• Цель задания
Ответьте по фрагменту о возвращении в Амстердам:
1. Где Отто Франк узнал имя мамы?
2. Что папа отметил на стене спальни?
3. Где мама разместила объявление о папе и Хайнце?

• Фрагмент текста
:::

После Аушвица

16
Снова в Амстердаме

Через несколько дней после нашего возвращения в Амстердам в дверь к Розенбаумам постучали. Я открыла и увидела на пороге Отто Франка. Он выглядел спокойным, но все таким же худым, как во время нашей последней встречи на борту одесского корабля. Я впустила его и проводила в комнату, где сидела мама. Она улыбнулась, но он явно не узнал ее.
– Мы встречались раньше, не так ли? – спросила она. – В поезде.
Он нахмурил брови на мгновение, как будто пытался что-то достать из глубины своей памяти. Затем покачал головой.
– Извините, я не помню, – сказал он. – Я узнал ваше имя в списке выживших. Я пытаюсь выяснить, что случилось с Марго и Анной.
Отто сел рядом с мамой, и они долго разговаривали, пытаясь укрепить уверенность друг друга в том, что мы воссоединимся с нашими семьями.
Через несколько недель мы поняли, что пришло время переезжать домой, даже без папы и Хайнца, и мама забрала ключи от нашей квартиры. Когда я оказалась на площади Мерведеплейн и поднялась по ступенькам в квартиру, меня поразило чувство возвращения в прошлое. Мама вставила ключ в замок и открыла дверь: перед нами предстала гостиная, со всей нашей мебелью, но безжизненная. Стулья стояли в том же положении, как будто мы только что встали, и те же шторы висели на окнах, ожидая, что вот-вот кто-то придет домой и задвинет их.
Я протянула руку и дотронулась до отметки на стене спальни, где папа отметил мой рост. Снаружи доносились голоса игравших детей.
В ту ночь я услышала, как подъехала машина и хлопнули двери, и я была уверена, что это папа и Хайнц вернулись домой. Но голоса стихли во тьме, и у меня появилось чувство странного головокружения, будто все перевернулось с ног на голову.
В конце концов, я заснула с мечтами снова увидеть отца и брата, и впервые после отъезда из Аушвица мне снились ужасы лагерей. Во сне передо мной появилась бездонная черная дыра, которая росла и росла, пока не поглотила весь мир – и я разбудила маму лихорадочным криком.
В последующие недели жизнь приняла форму нормального существования, хотя все в корне изменилось.
Мы с мамой делали все, что могли, для выяснения судьбы папы и Хайнца, но ситуация была хаотичной. Все искали свои семьи. Мама даже разместила в газете объявление в надежде получить хоть какую-то информацию, но никто не откликнулся.

:::

• Набор строк
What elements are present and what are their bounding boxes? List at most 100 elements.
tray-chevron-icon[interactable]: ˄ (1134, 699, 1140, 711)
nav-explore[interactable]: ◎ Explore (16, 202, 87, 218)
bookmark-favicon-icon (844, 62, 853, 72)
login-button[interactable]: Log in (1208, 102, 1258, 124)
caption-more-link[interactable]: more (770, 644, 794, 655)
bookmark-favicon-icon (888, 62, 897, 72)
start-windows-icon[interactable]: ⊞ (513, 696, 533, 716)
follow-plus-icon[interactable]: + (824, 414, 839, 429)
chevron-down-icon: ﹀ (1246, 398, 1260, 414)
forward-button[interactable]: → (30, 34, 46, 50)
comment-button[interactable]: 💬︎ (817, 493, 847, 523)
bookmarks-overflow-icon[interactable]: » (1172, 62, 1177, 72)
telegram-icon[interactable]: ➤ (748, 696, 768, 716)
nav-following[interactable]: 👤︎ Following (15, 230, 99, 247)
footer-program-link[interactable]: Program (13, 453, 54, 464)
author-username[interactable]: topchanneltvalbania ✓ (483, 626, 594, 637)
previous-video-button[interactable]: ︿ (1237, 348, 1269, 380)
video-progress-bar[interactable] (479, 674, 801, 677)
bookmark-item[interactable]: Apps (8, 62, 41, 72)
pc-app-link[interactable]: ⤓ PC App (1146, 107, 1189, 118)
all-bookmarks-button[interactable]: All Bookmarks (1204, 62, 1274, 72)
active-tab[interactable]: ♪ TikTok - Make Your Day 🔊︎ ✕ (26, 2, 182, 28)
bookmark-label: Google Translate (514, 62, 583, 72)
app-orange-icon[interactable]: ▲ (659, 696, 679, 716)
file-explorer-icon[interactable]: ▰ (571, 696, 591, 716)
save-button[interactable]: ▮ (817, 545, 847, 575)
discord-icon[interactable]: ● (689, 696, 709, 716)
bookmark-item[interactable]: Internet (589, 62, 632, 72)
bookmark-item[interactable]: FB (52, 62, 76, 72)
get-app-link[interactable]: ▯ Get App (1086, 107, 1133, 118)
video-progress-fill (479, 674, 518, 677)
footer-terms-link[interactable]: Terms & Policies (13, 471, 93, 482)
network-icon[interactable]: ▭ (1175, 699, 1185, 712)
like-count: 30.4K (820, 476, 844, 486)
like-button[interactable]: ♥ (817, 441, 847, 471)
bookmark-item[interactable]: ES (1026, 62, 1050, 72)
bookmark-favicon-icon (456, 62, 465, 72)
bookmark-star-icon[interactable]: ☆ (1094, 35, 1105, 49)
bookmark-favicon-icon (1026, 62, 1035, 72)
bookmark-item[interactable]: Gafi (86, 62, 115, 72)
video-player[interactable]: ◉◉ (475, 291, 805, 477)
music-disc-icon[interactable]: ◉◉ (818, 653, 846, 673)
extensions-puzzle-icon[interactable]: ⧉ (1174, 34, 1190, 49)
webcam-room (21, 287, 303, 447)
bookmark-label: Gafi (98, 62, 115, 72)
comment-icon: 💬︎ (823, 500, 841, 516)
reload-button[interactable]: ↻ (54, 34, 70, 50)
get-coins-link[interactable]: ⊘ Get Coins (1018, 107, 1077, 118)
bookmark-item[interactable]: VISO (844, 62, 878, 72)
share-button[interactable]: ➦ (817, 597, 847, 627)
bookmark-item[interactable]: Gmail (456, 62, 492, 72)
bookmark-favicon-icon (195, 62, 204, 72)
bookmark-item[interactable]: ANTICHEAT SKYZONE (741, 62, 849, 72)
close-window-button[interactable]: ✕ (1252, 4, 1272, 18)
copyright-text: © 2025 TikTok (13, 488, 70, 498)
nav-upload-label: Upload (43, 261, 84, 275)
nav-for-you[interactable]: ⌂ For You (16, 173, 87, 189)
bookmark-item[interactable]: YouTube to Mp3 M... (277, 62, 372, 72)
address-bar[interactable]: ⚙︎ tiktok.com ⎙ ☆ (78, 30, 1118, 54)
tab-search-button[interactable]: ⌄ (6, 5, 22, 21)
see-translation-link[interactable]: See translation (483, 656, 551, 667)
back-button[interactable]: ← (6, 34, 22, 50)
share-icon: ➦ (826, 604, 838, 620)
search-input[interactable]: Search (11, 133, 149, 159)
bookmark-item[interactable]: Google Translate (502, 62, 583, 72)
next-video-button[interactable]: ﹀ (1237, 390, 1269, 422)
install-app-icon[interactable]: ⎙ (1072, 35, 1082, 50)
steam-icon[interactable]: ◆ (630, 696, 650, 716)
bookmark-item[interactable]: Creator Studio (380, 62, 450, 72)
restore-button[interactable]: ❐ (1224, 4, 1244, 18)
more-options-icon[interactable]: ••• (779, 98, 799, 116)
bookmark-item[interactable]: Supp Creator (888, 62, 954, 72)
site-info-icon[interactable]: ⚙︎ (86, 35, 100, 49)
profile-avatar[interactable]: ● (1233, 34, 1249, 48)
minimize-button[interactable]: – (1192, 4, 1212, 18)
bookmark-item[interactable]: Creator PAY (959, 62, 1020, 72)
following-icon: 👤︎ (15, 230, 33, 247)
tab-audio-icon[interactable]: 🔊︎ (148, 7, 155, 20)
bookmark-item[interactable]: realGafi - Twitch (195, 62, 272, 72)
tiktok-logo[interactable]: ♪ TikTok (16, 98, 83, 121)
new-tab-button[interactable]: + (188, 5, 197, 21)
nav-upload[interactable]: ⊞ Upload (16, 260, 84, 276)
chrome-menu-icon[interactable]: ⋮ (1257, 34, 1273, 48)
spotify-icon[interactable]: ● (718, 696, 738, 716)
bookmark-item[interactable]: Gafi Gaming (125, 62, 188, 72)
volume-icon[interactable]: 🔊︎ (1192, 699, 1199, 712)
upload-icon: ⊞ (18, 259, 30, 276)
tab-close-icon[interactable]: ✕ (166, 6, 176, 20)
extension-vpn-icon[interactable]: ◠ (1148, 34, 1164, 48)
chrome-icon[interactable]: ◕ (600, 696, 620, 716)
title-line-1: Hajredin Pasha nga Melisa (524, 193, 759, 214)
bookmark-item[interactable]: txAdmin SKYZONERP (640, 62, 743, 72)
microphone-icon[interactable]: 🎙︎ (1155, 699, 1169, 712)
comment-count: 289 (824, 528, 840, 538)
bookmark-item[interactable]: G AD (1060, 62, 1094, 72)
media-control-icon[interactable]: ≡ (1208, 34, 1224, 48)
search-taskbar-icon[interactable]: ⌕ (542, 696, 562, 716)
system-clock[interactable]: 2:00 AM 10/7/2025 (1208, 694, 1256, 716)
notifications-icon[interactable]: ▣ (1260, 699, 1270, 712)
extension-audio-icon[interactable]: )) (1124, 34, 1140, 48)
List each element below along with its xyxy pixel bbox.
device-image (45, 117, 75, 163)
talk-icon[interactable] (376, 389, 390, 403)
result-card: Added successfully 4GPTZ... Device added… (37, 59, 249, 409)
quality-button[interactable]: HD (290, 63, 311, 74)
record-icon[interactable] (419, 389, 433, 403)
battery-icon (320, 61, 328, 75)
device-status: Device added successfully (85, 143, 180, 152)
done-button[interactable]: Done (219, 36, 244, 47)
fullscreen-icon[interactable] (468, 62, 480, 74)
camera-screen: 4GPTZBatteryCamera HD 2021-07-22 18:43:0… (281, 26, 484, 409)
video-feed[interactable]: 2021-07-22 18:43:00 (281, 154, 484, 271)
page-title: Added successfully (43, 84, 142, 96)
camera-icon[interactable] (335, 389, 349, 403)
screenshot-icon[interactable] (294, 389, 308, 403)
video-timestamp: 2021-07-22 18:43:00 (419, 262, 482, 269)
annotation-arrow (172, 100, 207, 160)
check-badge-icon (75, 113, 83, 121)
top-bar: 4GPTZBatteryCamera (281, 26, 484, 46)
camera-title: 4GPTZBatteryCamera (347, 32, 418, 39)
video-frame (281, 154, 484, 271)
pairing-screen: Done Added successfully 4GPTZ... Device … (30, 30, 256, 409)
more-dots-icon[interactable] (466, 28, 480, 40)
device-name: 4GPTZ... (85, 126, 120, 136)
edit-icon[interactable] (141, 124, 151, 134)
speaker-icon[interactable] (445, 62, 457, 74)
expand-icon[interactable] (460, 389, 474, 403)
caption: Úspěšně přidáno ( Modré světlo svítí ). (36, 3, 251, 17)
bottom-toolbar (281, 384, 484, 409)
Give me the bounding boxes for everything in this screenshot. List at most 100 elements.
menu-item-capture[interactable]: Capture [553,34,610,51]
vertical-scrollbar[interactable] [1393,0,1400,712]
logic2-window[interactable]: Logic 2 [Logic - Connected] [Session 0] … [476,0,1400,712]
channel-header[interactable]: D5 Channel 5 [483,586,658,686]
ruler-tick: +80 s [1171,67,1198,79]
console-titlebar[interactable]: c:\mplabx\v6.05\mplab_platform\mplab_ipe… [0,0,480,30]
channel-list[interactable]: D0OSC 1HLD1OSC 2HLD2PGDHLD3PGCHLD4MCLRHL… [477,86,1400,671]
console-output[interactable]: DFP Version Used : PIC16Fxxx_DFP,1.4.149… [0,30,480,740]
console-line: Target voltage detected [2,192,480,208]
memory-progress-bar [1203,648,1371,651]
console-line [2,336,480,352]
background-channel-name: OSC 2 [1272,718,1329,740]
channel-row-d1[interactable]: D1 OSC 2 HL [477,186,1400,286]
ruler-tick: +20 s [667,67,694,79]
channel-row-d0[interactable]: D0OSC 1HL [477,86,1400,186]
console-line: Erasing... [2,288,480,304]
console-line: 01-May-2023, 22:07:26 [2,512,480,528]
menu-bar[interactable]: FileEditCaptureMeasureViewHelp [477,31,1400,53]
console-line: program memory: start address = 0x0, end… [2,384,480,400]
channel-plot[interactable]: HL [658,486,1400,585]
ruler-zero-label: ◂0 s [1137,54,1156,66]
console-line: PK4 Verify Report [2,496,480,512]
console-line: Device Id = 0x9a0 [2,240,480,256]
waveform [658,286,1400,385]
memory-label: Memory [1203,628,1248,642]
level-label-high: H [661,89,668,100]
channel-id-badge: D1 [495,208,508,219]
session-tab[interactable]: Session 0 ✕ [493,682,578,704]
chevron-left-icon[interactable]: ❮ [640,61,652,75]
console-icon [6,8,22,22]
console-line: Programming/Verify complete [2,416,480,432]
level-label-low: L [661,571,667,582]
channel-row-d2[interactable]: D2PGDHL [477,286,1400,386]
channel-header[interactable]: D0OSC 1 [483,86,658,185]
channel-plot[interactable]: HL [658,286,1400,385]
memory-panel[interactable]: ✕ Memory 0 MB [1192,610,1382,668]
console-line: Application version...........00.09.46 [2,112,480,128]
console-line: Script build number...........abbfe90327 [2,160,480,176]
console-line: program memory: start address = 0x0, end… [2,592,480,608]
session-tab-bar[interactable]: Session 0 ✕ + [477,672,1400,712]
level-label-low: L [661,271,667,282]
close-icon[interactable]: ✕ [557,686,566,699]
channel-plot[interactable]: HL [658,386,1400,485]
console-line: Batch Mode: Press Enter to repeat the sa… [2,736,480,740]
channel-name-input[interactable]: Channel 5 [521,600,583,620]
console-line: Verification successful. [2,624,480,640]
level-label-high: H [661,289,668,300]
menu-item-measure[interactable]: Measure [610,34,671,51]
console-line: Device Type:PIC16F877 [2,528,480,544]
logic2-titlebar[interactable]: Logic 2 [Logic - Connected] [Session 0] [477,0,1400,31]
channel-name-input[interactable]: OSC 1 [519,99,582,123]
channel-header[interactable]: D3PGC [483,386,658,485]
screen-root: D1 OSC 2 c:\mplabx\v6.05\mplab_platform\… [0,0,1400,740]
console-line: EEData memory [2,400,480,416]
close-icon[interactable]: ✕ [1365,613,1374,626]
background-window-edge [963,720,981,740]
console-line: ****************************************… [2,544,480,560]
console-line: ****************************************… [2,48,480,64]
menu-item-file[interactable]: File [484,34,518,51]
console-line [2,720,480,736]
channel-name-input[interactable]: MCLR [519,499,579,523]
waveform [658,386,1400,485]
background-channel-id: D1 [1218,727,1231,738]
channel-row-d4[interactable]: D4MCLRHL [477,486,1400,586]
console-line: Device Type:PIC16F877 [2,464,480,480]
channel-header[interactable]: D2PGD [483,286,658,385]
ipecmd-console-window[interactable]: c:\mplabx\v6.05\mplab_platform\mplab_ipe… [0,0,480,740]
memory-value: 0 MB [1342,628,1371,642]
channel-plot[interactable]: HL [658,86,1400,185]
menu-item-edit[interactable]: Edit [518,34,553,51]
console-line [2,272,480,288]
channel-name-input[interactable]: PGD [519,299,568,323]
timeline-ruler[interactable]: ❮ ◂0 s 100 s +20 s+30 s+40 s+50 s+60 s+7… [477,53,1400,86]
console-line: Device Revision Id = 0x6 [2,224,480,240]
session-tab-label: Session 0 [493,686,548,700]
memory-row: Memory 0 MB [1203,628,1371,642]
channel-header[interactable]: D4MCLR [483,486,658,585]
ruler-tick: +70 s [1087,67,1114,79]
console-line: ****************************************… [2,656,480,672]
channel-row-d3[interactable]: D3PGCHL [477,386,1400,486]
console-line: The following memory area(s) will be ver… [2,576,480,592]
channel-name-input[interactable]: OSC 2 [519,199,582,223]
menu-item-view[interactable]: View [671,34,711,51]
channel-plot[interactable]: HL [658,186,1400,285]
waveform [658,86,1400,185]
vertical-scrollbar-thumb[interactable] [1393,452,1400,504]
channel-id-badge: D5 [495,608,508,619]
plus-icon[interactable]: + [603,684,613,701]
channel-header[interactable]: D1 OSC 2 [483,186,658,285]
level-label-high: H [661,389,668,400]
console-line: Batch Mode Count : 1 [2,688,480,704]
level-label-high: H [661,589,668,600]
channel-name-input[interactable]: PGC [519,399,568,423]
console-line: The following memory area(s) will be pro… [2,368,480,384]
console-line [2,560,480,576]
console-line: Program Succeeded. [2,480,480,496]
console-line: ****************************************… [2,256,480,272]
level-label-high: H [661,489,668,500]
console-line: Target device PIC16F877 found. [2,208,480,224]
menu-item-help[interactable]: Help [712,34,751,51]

:::

• Ответ к заданию
1. В списке выживших.
2. Рост рассказчицы.
3. В газете.